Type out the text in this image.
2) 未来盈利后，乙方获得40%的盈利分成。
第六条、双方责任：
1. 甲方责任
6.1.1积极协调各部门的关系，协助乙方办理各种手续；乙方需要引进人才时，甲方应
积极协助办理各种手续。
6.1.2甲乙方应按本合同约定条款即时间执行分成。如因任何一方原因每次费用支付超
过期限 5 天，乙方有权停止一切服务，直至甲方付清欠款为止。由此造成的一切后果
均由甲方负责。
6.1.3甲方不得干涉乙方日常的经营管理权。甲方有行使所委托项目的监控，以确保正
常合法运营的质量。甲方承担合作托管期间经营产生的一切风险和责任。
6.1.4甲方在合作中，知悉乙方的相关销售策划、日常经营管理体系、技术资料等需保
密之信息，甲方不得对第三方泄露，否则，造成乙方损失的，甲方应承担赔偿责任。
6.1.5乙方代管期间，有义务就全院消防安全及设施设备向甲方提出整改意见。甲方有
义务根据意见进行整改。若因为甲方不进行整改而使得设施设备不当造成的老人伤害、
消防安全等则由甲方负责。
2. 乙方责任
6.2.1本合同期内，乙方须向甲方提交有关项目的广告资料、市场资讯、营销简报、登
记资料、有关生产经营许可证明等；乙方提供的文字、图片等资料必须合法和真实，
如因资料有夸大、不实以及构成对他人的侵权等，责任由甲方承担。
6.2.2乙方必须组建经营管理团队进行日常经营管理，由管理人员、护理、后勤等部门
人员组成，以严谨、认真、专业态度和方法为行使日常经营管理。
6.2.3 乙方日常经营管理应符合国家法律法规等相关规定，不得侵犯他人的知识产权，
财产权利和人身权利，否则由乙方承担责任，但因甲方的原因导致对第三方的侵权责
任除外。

STATED EXERCISE: Reproduce the listing above verbatim, from first line to last.

SOLUTION TO THIS TASK:
Type out the text in this image.
2) 未来盈利后，乙方获得40%的盈利分成。
第六条、双方责任：
1. 甲方责任
6.1.1积极协调各部门的关系，协助乙方办理各种手续；乙方需要引进人才时，甲方应
积极协助办理各种手续。
6.1.2甲乙方应按本合同约定条款即时间执行分成。如因任何一方原因每次费用支付超
过期限 5 天，乙方有权停止一切服务，直至甲方付清欠款为止。由此造成的一切后果
均由甲方负责。
6.1.3甲方不得干涉乙方日常的经营管理权。甲方有行使所委托项目的监控，以确保正
常合法运营的质量。甲方承担合作托管期间经营产生的一切风险和责任。
6.1.4甲方在合作中，知悉乙方的相关销售策划、日常经营管理体系、技术资料等需保
密之信息，甲方不得对第三方泄露，否则，造成乙方损失的，甲方应承担赔偿责任。
6.1.5乙方代管期间，有义务就全院消防安全及设施设备向甲方提出整改意见。甲方有
义务根据意见进行整改。若因为甲方不进行整改而使得设施设备不当造成的老人伤害、
消防安全等则由甲方负责。
2. 乙方责任
6.2.1本合同期内，乙方须向甲方提交有关项目的广告资料、市场资讯、营销简报、登
记资料、有关生产经营许可证明等；乙方提供的文字、图片等资料必须合法和真实，
如因资料有夸大、不实以及构成对他人的侵权等，责任由甲方承担。
6.2.2乙方必须组建经营管理团队进行日常经营管理，由管理人员、护理、后勤等部门
人员组成，以严谨、认真、专业态度和方法为行使日常经营管理。
6.2.3 乙方日常经营管理应符合国家法律法规等相关规定，不得侵犯他人的知识产权，
财产权利和人身权利，否则由乙方承担责任，但因甲方的原因导致对第三方的侵权责
任除外。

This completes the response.